Return each line that holds the word "Господи".

§ **Data listing**
━━━━━━━━━━

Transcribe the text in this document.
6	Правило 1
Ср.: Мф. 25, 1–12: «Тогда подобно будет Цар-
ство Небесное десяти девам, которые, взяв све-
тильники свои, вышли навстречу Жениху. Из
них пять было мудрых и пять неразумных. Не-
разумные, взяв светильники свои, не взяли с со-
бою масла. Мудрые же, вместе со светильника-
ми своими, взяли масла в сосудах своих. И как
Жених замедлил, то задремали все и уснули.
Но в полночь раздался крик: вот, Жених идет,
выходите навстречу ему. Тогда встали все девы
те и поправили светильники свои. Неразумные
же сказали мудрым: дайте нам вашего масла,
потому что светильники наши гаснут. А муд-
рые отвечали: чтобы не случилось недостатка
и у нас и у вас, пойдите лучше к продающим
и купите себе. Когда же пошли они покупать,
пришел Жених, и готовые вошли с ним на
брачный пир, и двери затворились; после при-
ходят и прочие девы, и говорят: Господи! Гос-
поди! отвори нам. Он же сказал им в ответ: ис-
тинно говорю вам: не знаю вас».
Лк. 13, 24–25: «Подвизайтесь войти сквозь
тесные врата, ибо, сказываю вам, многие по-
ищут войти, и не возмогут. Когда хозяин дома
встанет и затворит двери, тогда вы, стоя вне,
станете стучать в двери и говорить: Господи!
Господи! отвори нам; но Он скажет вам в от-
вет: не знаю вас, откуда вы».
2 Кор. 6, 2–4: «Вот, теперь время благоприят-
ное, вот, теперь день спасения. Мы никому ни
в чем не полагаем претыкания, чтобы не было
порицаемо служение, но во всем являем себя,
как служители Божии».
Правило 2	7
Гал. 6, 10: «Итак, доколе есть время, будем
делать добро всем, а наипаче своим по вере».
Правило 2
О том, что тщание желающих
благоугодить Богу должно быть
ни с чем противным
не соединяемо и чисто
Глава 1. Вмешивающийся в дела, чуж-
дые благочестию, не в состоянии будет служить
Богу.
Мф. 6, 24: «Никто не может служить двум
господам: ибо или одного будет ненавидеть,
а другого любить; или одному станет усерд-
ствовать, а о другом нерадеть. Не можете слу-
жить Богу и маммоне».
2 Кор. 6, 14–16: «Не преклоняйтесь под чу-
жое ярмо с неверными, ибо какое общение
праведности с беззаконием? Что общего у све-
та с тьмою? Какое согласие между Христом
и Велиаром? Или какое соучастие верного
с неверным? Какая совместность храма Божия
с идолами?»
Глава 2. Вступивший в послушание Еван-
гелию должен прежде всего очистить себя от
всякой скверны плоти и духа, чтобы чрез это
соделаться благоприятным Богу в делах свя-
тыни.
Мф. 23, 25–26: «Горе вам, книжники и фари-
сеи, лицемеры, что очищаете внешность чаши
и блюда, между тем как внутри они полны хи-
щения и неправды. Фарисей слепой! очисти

━━━━━━━━━━

§ **Answer in full**
ходят и прочие девы, и говорят: Господи! Гос-
станете стучать в двери и говорить: Господи!
Господи! отвори нам; но Он скажет вам в от-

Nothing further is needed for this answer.